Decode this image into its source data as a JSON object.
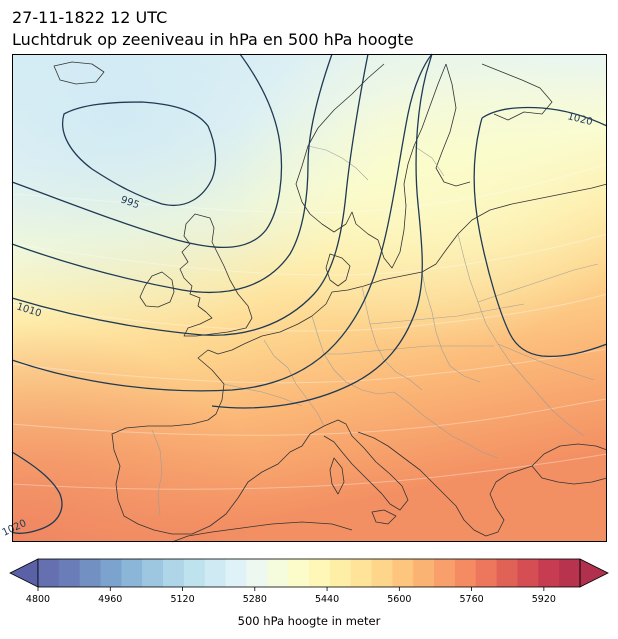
{
  "header": {
    "datetime": "27-11-1822 12 UTC",
    "subtitle": "Luchtdruk op zeeniveau in hPa en 500 hPa hoogte"
  },
  "map": {
    "region": "Europe / North Atlantic",
    "isobar_color": "#1f3a54",
    "coastline_color": "#333333",
    "border_color": "#9a9a9a",
    "isobar_labels": [
      "995",
      "1010",
      "1020",
      "1020"
    ]
  },
  "colorbar": {
    "label": "500 hPa hoogte in meter",
    "min": 4800,
    "max": 6000,
    "step": 40,
    "ticks": [
      "4800",
      "4960",
      "5120",
      "5280",
      "5440",
      "5600",
      "5760",
      "5920"
    ],
    "extend": "both",
    "colormap": "RdYlBu_r",
    "colors": [
      "#6470b0",
      "#6a7db8",
      "#7390c3",
      "#7ba3cd",
      "#8bb6d8",
      "#9dc7e0",
      "#aed6e8",
      "#bfe2ef",
      "#cfeaf3",
      "#dff2f7",
      "#ecf8f0",
      "#f5fbdd",
      "#fbfcc9",
      "#fef7b7",
      "#feeea6",
      "#fee398",
      "#fdd58b",
      "#fdc57e",
      "#fbb374",
      "#f89f6b",
      "#f48b63",
      "#ec775c",
      "#e06156",
      "#d44e53",
      "#c73c50",
      "#b8334e"
    ]
  }
}
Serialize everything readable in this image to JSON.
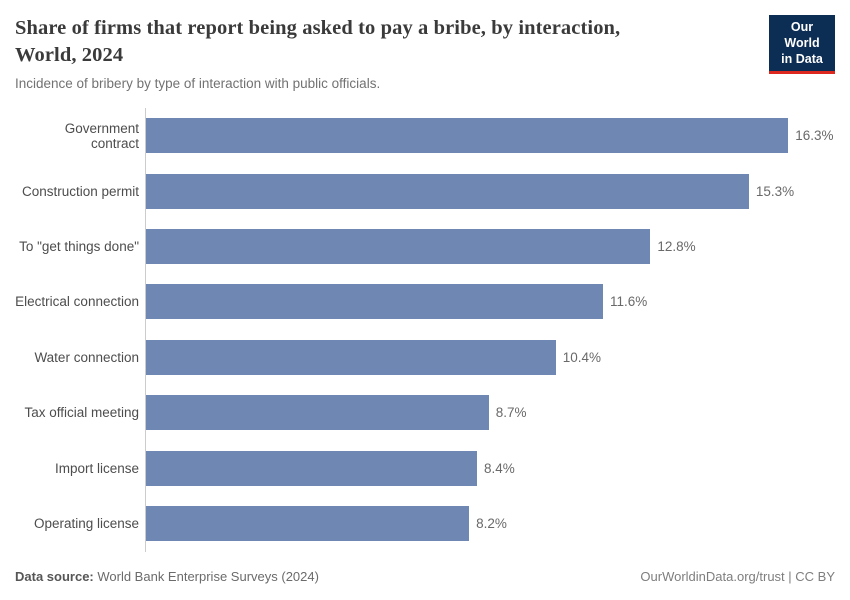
{
  "header": {
    "title_line1": "Share of firms that report being asked to pay a bribe, by interaction,",
    "title_line2": "World, 2024",
    "subtitle": "Incidence of bribery by type of interaction with public officials.",
    "logo": {
      "line1": "Our World",
      "line2": "in Data"
    }
  },
  "chart_data": {
    "type": "bar",
    "orientation": "horizontal",
    "title": "Share of firms that report being asked to pay a bribe, by interaction, World, 2024",
    "subtitle": "Incidence of bribery by type of interaction with public officials.",
    "categories": [
      "Government contract",
      "Construction permit",
      "To \"get things done\"",
      "Electrical connection",
      "Water connection",
      "Tax official meeting",
      "Import license",
      "Operating license"
    ],
    "values": [
      16.3,
      15.3,
      12.8,
      11.6,
      10.4,
      8.7,
      8.4,
      8.2
    ],
    "value_labels": [
      "16.3%",
      "15.3%",
      "12.8%",
      "11.6%",
      "10.4%",
      "8.7%",
      "8.4%",
      "8.2%"
    ],
    "unit": "%",
    "xlim": [
      0,
      16.3
    ],
    "grid": false,
    "legend": "none",
    "bar_color": "#6e87b3",
    "axis_line_color": "#cccccc"
  },
  "footer": {
    "data_source_label": "Data source:",
    "data_source_value": " World Bank Enterprise Surveys (2024)",
    "attribution": "OurWorldinData.org/trust | CC BY"
  }
}
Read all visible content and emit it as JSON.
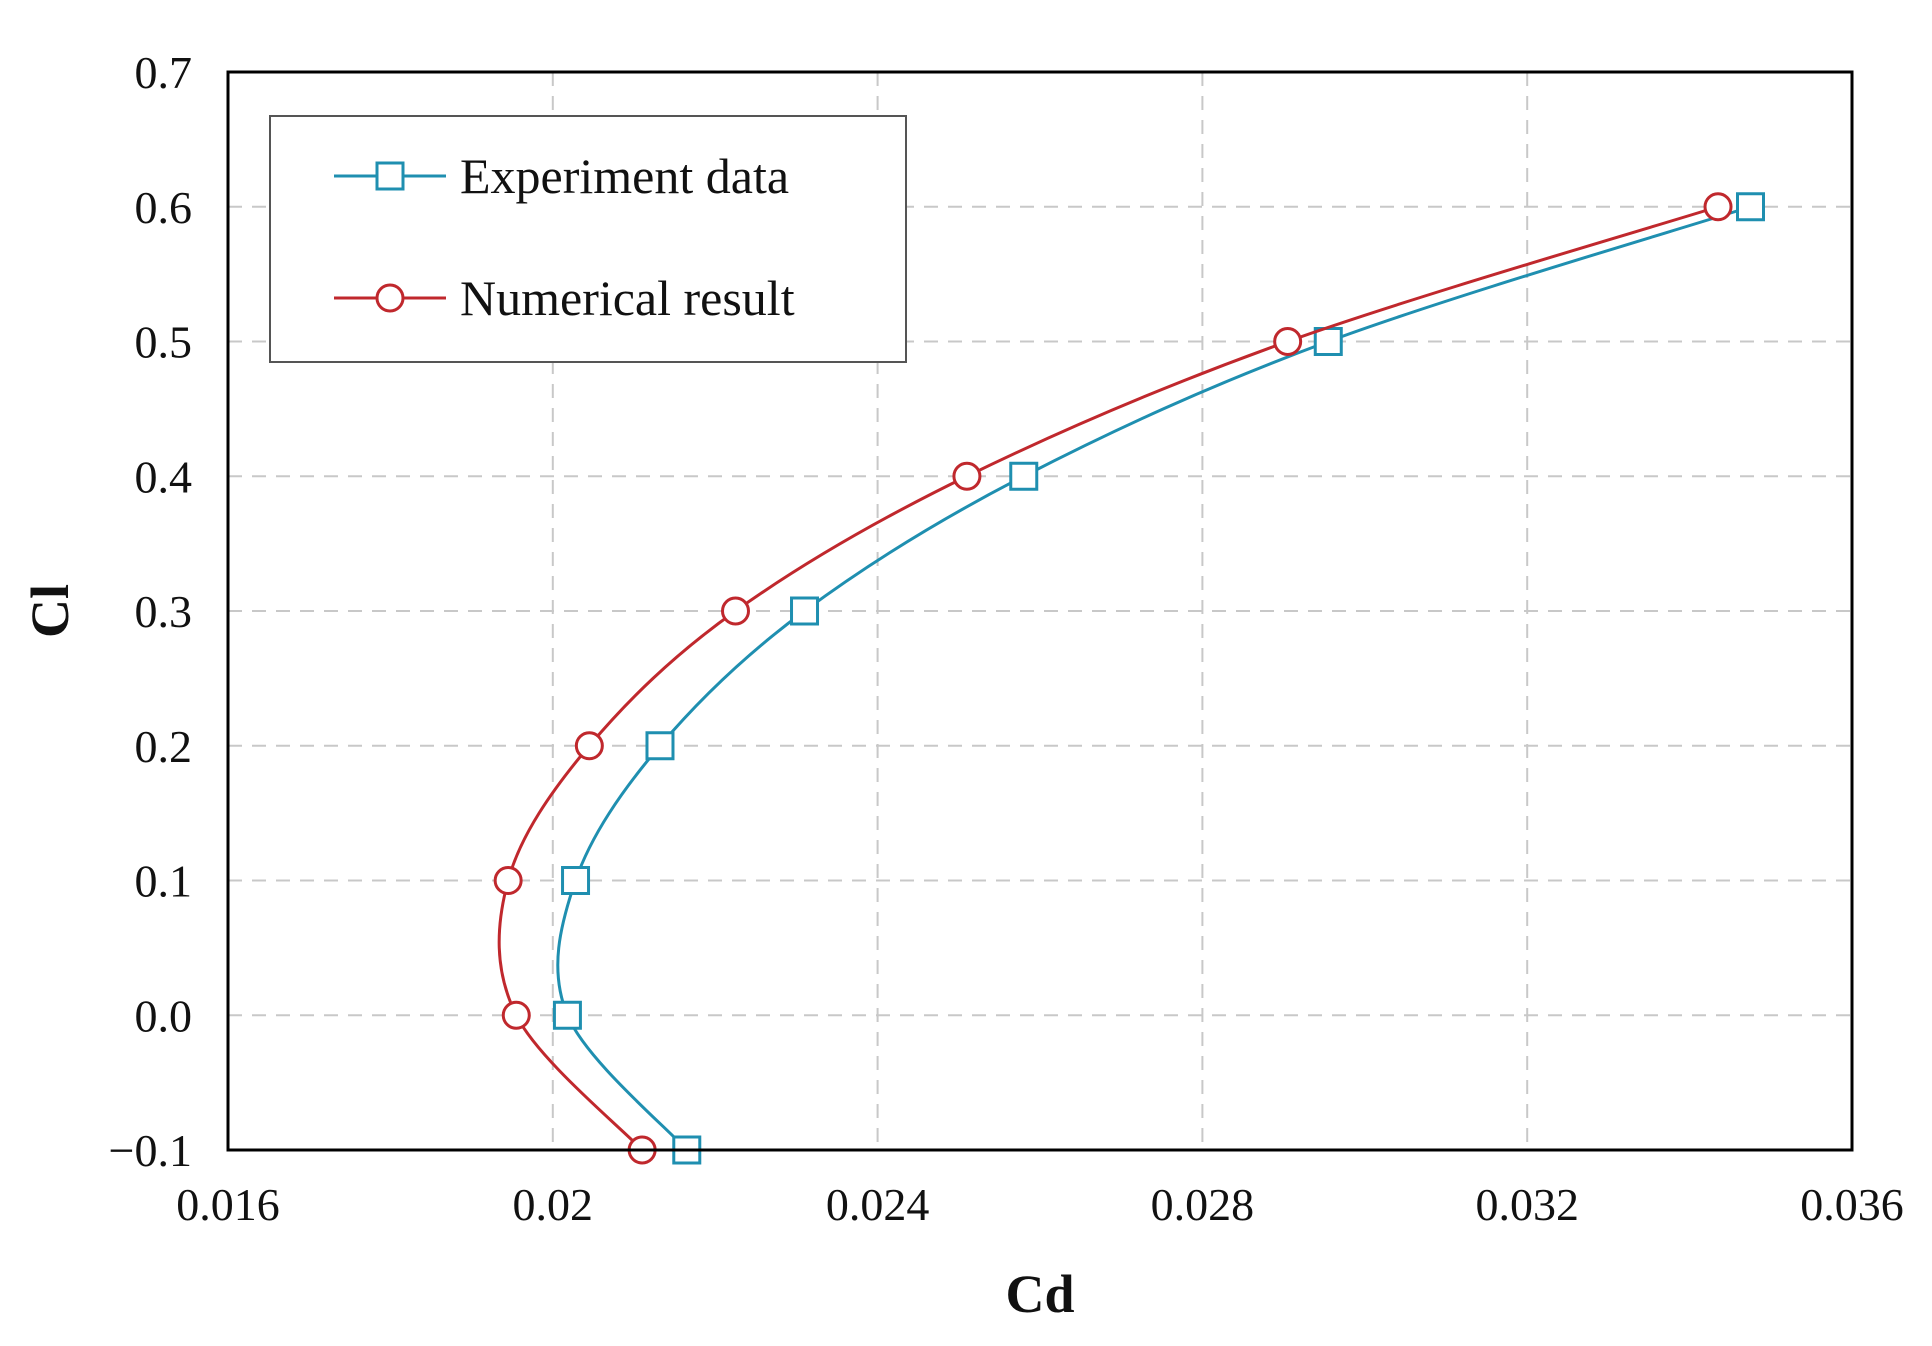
{
  "chart_data": {
    "type": "line",
    "title": "",
    "xlabel": "Cd",
    "ylabel": "Cl",
    "xlim": [
      0.016,
      0.036
    ],
    "ylim": [
      -0.1,
      0.7
    ],
    "x_ticks": [
      0.016,
      0.02,
      0.024,
      0.028,
      0.032,
      0.036
    ],
    "x_tick_labels": [
      "0.016",
      "0.02",
      "0.024",
      "0.028",
      "0.032",
      "0.036"
    ],
    "y_ticks": [
      -0.1,
      0.0,
      0.1,
      0.2,
      0.3,
      0.4,
      0.5,
      0.6,
      0.7
    ],
    "y_tick_labels": [
      "−0.1",
      "0.0",
      "0.1",
      "0.2",
      "0.3",
      "0.4",
      "0.5",
      "0.6",
      "0.7"
    ],
    "grid": true,
    "legend_position": "top-left",
    "series": [
      {
        "name": "Experiment data",
        "color": "#1f8fb0",
        "marker": "square",
        "x": [
          0.02165,
          0.02018,
          0.02028,
          0.02132,
          0.0231,
          0.0258,
          0.02955,
          0.03475
        ],
        "y": [
          -0.1,
          0.0,
          0.1,
          0.2,
          0.3,
          0.4,
          0.5,
          0.6
        ]
      },
      {
        "name": "Numerical result",
        "color": "#c0282d",
        "marker": "circle",
        "x": [
          0.0211,
          0.01955,
          0.01945,
          0.02045,
          0.02225,
          0.0251,
          0.02905,
          0.03435
        ],
        "y": [
          -0.1,
          0.0,
          0.1,
          0.2,
          0.3,
          0.4,
          0.5,
          0.6
        ]
      }
    ]
  }
}
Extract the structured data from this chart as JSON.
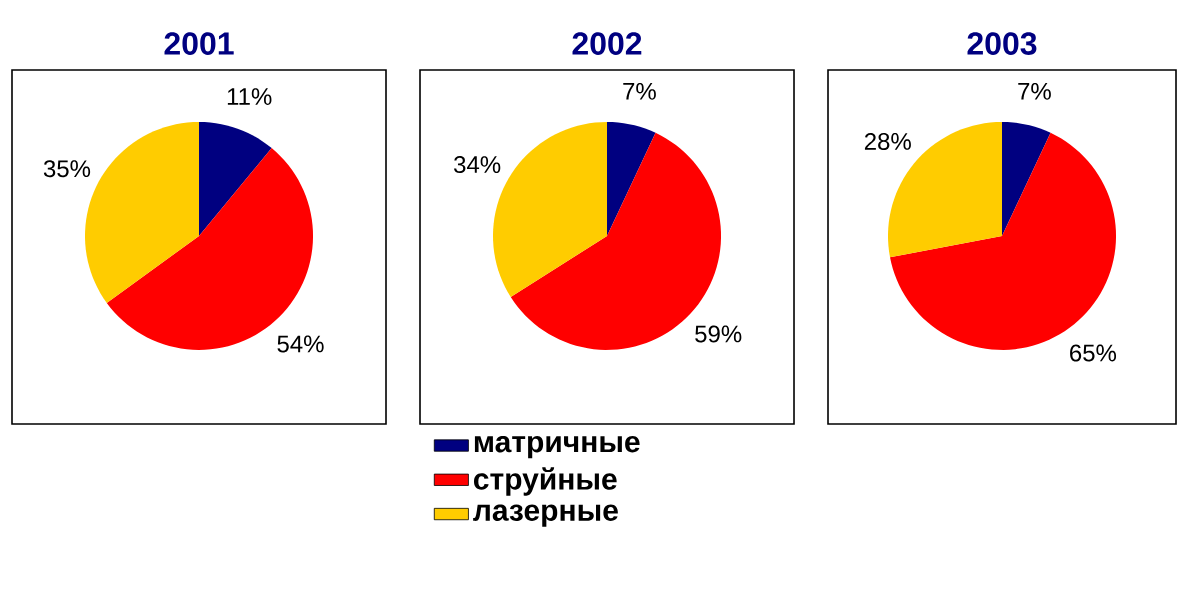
{
  "chart_data": [
    {
      "type": "pie",
      "title": "2001",
      "categories": [
        null,
        null,
        null
      ],
      "values": [
        11,
        54,
        35
      ],
      "colors": [
        "#000080",
        "#ff0000",
        "#ffcc00"
      ],
      "value_labels": [
        "11%",
        "54%",
        "35%"
      ]
    },
    {
      "type": "pie",
      "title": "2002",
      "categories": [
        "матричные",
        "струйные",
        "лазерные"
      ],
      "values": [
        7,
        59,
        34
      ],
      "colors": [
        "#000080",
        "#ff0000",
        "#ffcc00"
      ],
      "value_labels": [
        "7%",
        "59%",
        "34%"
      ],
      "legend": "bottom"
    },
    {
      "type": "pie",
      "title": "2003",
      "categories": [
        null,
        null,
        null
      ],
      "values": [
        7,
        65,
        28
      ],
      "colors": [
        "#000080",
        "#ff0000",
        "#ffcc00"
      ],
      "value_labels": [
        "7%",
        "65%",
        "28%"
      ]
    }
  ]
}
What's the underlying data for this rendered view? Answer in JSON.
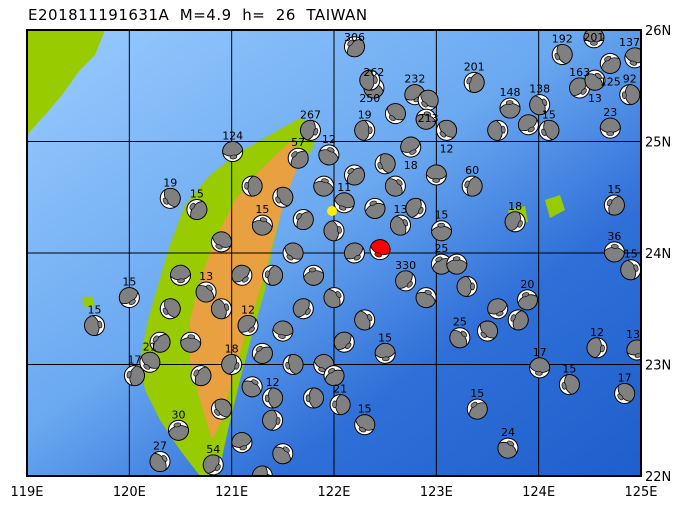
{
  "title": "E201811191631A  M=4.9  h=  26  TAIWAN",
  "map": {
    "lon_range": [
      119,
      125
    ],
    "lat_range": [
      22,
      26
    ],
    "x_ticks": [
      "119E",
      "120E",
      "121E",
      "122E",
      "123E",
      "124E",
      "125E"
    ],
    "y_ticks": [
      "26N",
      "25N",
      "24N",
      "23N",
      "22N"
    ],
    "colors": {
      "ocean_shallow": "#99ccff",
      "ocean_deep": "#1f5fcc",
      "lowland": "#99cc00",
      "mountain": "#e8a040",
      "compression": "#808080",
      "main_event": "#ff0000",
      "station": "#ffee00"
    }
  },
  "main_event": {
    "lon": 122.45,
    "lat": 24.03,
    "depth": 26,
    "magnitude": 4.9
  },
  "events": [
    [
      124.54,
      25.93,
      "201"
    ],
    [
      124.23,
      25.78,
      "192"
    ],
    [
      122.2,
      25.85,
      "306"
    ],
    [
      122.39,
      25.48,
      "262"
    ],
    [
      122.35,
      25.55,
      "250"
    ],
    [
      122.79,
      25.42,
      "232"
    ],
    [
      122.92,
      25.37,
      "213"
    ],
    [
      123.37,
      25.53,
      "201"
    ],
    [
      123.72,
      25.3,
      "148"
    ],
    [
      124.01,
      25.33,
      "138"
    ],
    [
      124.4,
      25.48,
      "163"
    ],
    [
      124.94,
      25.75,
      "137"
    ],
    [
      124.89,
      25.42,
      "92"
    ],
    [
      124.7,
      25.7,
      "125"
    ],
    [
      124.55,
      25.55,
      "13"
    ],
    [
      121.77,
      25.1,
      "267"
    ],
    [
      121.01,
      24.91,
      "124"
    ],
    [
      120.4,
      24.49,
      "19"
    ],
    [
      120.66,
      24.39,
      "15"
    ],
    [
      121.3,
      24.25,
      "15"
    ],
    [
      119.66,
      23.35,
      "15"
    ],
    [
      120.0,
      23.6,
      "15"
    ],
    [
      120.2,
      23.02,
      "21"
    ],
    [
      120.05,
      22.9,
      "17"
    ],
    [
      120.48,
      22.41,
      "30"
    ],
    [
      120.3,
      22.13,
      "27"
    ],
    [
      120.82,
      22.1,
      "54"
    ],
    [
      124.01,
      22.97,
      "17"
    ],
    [
      124.3,
      22.82,
      "15"
    ],
    [
      123.4,
      22.6,
      "15"
    ],
    [
      123.7,
      22.25,
      "24"
    ],
    [
      124.57,
      23.15,
      "12"
    ],
    [
      124.96,
      23.13,
      "13"
    ],
    [
      124.84,
      22.74,
      "17"
    ],
    [
      124.74,
      24.43,
      "15"
    ],
    [
      124.74,
      24.01,
      "36"
    ],
    [
      124.9,
      23.85,
      "15"
    ],
    [
      121.16,
      23.35,
      "12"
    ],
    [
      122.3,
      22.46,
      "15"
    ],
    [
      122.06,
      22.64,
      "21"
    ],
    [
      123.89,
      23.58,
      "20"
    ],
    [
      123.23,
      23.24,
      "25"
    ],
    [
      123.77,
      24.28,
      "18"
    ],
    [
      124.7,
      25.12,
      "23"
    ],
    [
      124.1,
      25.1,
      "15"
    ],
    [
      121.65,
      24.85,
      "57"
    ],
    [
      121.95,
      24.88,
      "12"
    ],
    [
      122.3,
      25.1,
      "19"
    ],
    [
      122.75,
      24.95,
      "18"
    ],
    [
      123.1,
      25.1,
      "12"
    ],
    [
      123.35,
      24.6,
      "60"
    ],
    [
      123.05,
      24.2,
      "15"
    ],
    [
      122.65,
      24.25,
      "13"
    ],
    [
      122.7,
      23.75,
      "330"
    ],
    [
      122.1,
      24.45,
      "11"
    ],
    [
      121.4,
      22.7,
      "12"
    ],
    [
      123.05,
      23.9,
      "25"
    ],
    [
      120.75,
      23.65,
      "13"
    ],
    [
      121.0,
      23.0,
      "18"
    ],
    [
      122.5,
      23.1,
      "15"
    ],
    [
      121.5,
      24.5,
      ""
    ],
    [
      121.7,
      24.3,
      ""
    ],
    [
      121.9,
      24.6,
      ""
    ],
    [
      122.0,
      24.2,
      ""
    ],
    [
      122.2,
      24.0,
      ""
    ],
    [
      121.6,
      24.0,
      ""
    ],
    [
      121.4,
      23.8,
      ""
    ],
    [
      121.8,
      23.8,
      ""
    ],
    [
      122.0,
      23.6,
      ""
    ],
    [
      121.7,
      23.5,
      ""
    ],
    [
      121.5,
      23.3,
      ""
    ],
    [
      121.6,
      23.0,
      ""
    ],
    [
      121.3,
      23.1,
      ""
    ],
    [
      121.2,
      22.8,
      ""
    ],
    [
      121.4,
      22.5,
      ""
    ],
    [
      121.1,
      22.3,
      ""
    ],
    [
      120.9,
      22.6,
      ""
    ],
    [
      120.7,
      22.9,
      ""
    ],
    [
      120.6,
      23.2,
      ""
    ],
    [
      120.9,
      23.5,
      ""
    ],
    [
      121.1,
      23.8,
      ""
    ],
    [
      120.9,
      24.1,
      ""
    ],
    [
      121.2,
      24.6,
      ""
    ],
    [
      122.4,
      24.4,
      ""
    ],
    [
      122.6,
      24.6,
      ""
    ],
    [
      122.8,
      24.4,
      ""
    ],
    [
      123.0,
      24.7,
      ""
    ],
    [
      122.5,
      24.8,
      ""
    ],
    [
      122.2,
      24.7,
      ""
    ],
    [
      122.9,
      23.6,
      ""
    ],
    [
      123.3,
      23.7,
      ""
    ],
    [
      123.6,
      23.5,
      ""
    ],
    [
      123.5,
      23.3,
      ""
    ],
    [
      123.8,
      23.4,
      ""
    ],
    [
      123.2,
      23.9,
      ""
    ],
    [
      122.3,
      23.4,
      ""
    ],
    [
      122.1,
      23.2,
      ""
    ],
    [
      121.9,
      23.0,
      ""
    ],
    [
      121.8,
      22.7,
      ""
    ],
    [
      122.0,
      22.9,
      ""
    ],
    [
      121.5,
      22.2,
      ""
    ],
    [
      121.3,
      22.0,
      ""
    ],
    [
      120.5,
      23.8,
      ""
    ],
    [
      120.4,
      23.5,
      ""
    ],
    [
      120.3,
      23.2,
      ""
    ],
    [
      122.9,
      25.2,
      ""
    ],
    [
      123.6,
      25.1,
      ""
    ],
    [
      123.9,
      25.15,
      ""
    ],
    [
      122.6,
      25.25,
      ""
    ]
  ]
}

SET EXERCISE: Looking back at the lines above, state how many contain the word "being", and supply nothing besides the number.

TASK ANSWER: 2